(Extracted data entries)
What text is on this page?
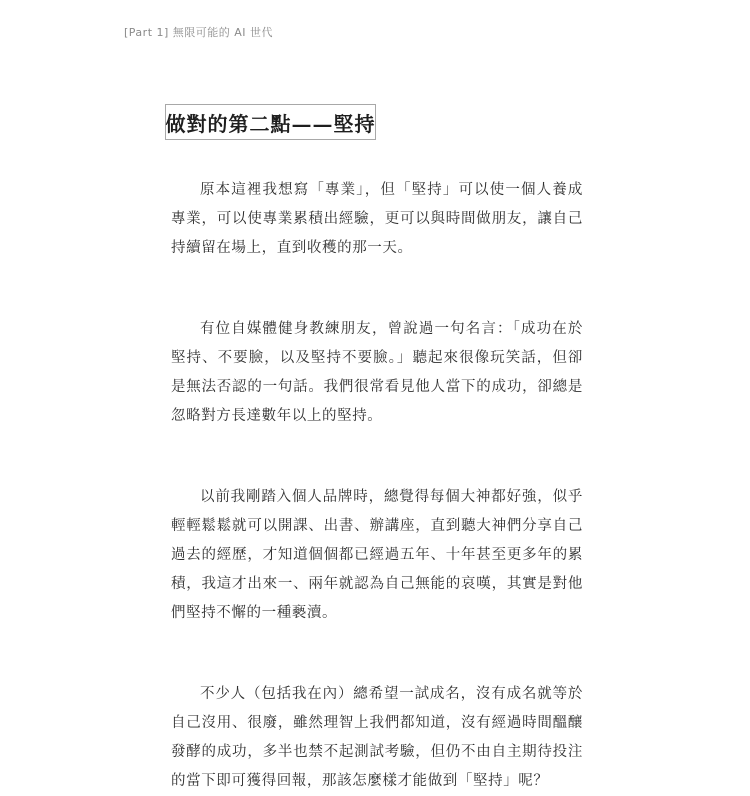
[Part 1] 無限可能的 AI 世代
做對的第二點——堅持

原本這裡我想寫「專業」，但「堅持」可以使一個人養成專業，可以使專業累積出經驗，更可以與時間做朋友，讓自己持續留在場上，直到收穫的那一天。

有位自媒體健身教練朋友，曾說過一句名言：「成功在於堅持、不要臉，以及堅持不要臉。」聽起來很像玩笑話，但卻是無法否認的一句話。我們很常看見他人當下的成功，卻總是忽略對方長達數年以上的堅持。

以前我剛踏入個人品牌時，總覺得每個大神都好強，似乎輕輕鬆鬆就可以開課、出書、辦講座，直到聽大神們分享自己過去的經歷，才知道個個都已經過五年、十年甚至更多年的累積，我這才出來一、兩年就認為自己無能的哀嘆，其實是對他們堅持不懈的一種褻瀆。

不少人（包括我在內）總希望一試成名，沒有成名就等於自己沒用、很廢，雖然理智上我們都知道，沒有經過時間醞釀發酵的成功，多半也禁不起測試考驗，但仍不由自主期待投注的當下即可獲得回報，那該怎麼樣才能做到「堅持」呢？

Work to complete: Every entry above needs to be retyped exactly; drop the pictures.

Answer to this task:
What text is on this page?
[Part 1] 無限可能的 AI 世代
做對的第二點——堅持

原本這裡我想寫「專業」，但「堅持」可以使一個人養成專業，可以使專業累積出經驗，更可以與時間做朋友，讓自己持續留在場上，直到收穫的那一天。

有位自媒體健身教練朋友，曾說過一句名言：「成功在於堅持、不要臉，以及堅持不要臉。」聽起來很像玩笑話，但卻是無法否認的一句話。我們很常看見他人當下的成功，卻總是忽略對方長達數年以上的堅持。

以前我剛踏入個人品牌時，總覺得每個大神都好強，似乎輕輕鬆鬆就可以開課、出書、辦講座，直到聽大神們分享自己過去的經歷，才知道個個都已經過五年、十年甚至更多年的累積，我這才出來一、兩年就認為自己無能的哀嘆，其實是對他們堅持不懈的一種褻瀆。

不少人（包括我在內）總希望一試成名，沒有成名就等於自己沒用、很廢，雖然理智上我們都知道，沒有經過時間醞釀發酵的成功，多半也禁不起測試考驗，但仍不由自主期待投注的當下即可獲得回報，那該怎麼樣才能做到「堅持」呢？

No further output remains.